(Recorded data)
_ _ _ _ _ _ _

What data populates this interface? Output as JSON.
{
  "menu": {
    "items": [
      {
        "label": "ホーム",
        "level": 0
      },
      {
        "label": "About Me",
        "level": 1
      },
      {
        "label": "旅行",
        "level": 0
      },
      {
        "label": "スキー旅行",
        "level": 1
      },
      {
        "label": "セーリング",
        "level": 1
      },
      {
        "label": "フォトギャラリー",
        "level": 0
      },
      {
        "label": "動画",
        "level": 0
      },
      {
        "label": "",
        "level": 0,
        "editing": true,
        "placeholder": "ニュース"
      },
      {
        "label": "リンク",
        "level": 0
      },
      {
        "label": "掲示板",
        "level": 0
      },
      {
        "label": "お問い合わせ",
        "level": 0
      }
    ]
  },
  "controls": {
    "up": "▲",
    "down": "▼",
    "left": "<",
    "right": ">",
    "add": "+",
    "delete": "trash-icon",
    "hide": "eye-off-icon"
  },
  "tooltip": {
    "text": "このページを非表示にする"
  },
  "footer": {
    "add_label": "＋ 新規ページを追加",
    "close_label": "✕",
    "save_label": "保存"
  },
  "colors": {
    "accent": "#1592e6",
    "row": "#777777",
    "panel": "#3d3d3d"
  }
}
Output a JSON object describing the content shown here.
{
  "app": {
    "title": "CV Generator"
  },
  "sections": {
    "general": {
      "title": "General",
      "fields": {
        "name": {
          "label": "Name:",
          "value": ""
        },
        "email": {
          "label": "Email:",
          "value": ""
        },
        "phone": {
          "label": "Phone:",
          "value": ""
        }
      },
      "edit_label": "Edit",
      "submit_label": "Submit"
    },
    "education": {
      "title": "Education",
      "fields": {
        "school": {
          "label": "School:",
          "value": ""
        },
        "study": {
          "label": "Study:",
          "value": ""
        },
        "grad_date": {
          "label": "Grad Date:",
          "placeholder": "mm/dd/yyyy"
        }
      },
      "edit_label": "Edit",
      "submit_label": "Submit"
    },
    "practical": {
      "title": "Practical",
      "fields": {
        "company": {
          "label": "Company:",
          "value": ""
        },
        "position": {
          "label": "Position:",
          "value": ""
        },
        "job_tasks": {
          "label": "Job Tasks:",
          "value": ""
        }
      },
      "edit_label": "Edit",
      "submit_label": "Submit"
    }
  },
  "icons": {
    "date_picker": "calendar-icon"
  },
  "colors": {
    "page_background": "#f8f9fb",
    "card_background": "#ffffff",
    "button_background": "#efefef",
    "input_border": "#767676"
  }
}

_ _ _ _ _ _ _

● TASK DIRECTIONS:
Set down, word for word, every line from the line that holds "Output a JSON" to the end of the entries above, including both ends.

● EXERCISE SOLUTION:
Output a JSON object describing the content shown here.
{
  "app": {
    "title": "CV Generator"
  },
  "sections": {
    "general": {
      "title": "General",
      "fields": {
        "name": {
          "label": "Name:",
          "value": ""
        },
        "email": {
          "label": "Email:",
          "value": ""
        },
        "phone": {
          "label": "Phone:",
          "value": ""
        }
      },
      "edit_label": "Edit",
      "submit_label": "Submit"
    },
    "education": {
      "title": "Education",
      "fields": {
        "school": {
          "label": "School:",
          "value": ""
        },
        "study": {
          "label": "Study:",
          "value": ""
        },
        "grad_date": {
          "label": "Grad Date:",
          "placeholder": "mm/dd/yyyy"
        }
      },
      "edit_label": "Edit",
      "submit_label": "Submit"
    },
    "practical": {
      "title": "Practical",
      "fields": {
        "company": {
          "label": "Company:",
          "value": ""
        },
        "position": {
          "label": "Position:",
          "value": ""
        },
        "job_tasks": {
          "label": "Job Tasks:",
          "value": ""
        }
      },
      "edit_label": "Edit",
      "submit_label": "Submit"
    }
  },
  "icons": {
    "date_picker": "calendar-icon"
  },
  "colors": {
    "page_background": "#f8f9fb",
    "card_background": "#ffffff",
    "button_background": "#efefef",
    "input_border": "#767676"
  }
}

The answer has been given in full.